Entries taken from a collection:
□ □ □ □ □ □ □

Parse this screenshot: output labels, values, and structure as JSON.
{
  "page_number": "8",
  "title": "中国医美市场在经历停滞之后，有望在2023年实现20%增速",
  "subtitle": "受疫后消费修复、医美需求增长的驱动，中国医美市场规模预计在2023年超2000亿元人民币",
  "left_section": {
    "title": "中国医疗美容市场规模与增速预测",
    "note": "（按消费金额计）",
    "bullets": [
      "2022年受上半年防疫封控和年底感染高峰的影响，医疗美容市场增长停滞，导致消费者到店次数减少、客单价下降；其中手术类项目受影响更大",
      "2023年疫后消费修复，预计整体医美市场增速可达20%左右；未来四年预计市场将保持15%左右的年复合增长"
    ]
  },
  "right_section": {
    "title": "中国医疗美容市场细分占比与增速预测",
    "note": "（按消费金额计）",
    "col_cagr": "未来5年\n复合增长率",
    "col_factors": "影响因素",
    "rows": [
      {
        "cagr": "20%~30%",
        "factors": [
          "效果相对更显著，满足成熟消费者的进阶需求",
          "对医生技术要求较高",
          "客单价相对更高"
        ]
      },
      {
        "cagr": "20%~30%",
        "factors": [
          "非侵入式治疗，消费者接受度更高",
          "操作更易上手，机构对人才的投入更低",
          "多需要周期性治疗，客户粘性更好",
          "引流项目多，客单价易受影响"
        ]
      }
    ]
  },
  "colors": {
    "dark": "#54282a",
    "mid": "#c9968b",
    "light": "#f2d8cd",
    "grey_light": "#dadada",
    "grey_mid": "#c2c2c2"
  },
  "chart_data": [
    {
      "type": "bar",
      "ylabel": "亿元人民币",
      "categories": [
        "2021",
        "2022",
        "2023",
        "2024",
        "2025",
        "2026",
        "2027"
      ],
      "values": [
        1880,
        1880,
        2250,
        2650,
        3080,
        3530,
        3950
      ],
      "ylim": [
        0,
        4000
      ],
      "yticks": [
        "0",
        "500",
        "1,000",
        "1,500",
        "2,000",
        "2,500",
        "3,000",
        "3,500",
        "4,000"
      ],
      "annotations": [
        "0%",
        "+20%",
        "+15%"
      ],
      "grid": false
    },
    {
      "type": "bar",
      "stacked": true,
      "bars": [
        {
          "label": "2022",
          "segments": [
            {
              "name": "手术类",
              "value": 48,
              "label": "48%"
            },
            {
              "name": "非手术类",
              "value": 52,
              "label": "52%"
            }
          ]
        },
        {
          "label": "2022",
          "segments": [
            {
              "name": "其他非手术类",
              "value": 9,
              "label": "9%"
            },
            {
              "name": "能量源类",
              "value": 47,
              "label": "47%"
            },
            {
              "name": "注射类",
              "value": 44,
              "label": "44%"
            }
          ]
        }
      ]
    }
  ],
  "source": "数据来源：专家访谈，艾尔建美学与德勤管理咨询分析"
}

□ □ □ □ □ □ □

Given request:
Locate the word "name" in the data above. Copy every line carrying it.

Answer for this exercise:
              "name": "手术类",
              "name": "非手术类",
              "name": "其他非手术类",
              "name": "能量源类",
              "name": "注射类",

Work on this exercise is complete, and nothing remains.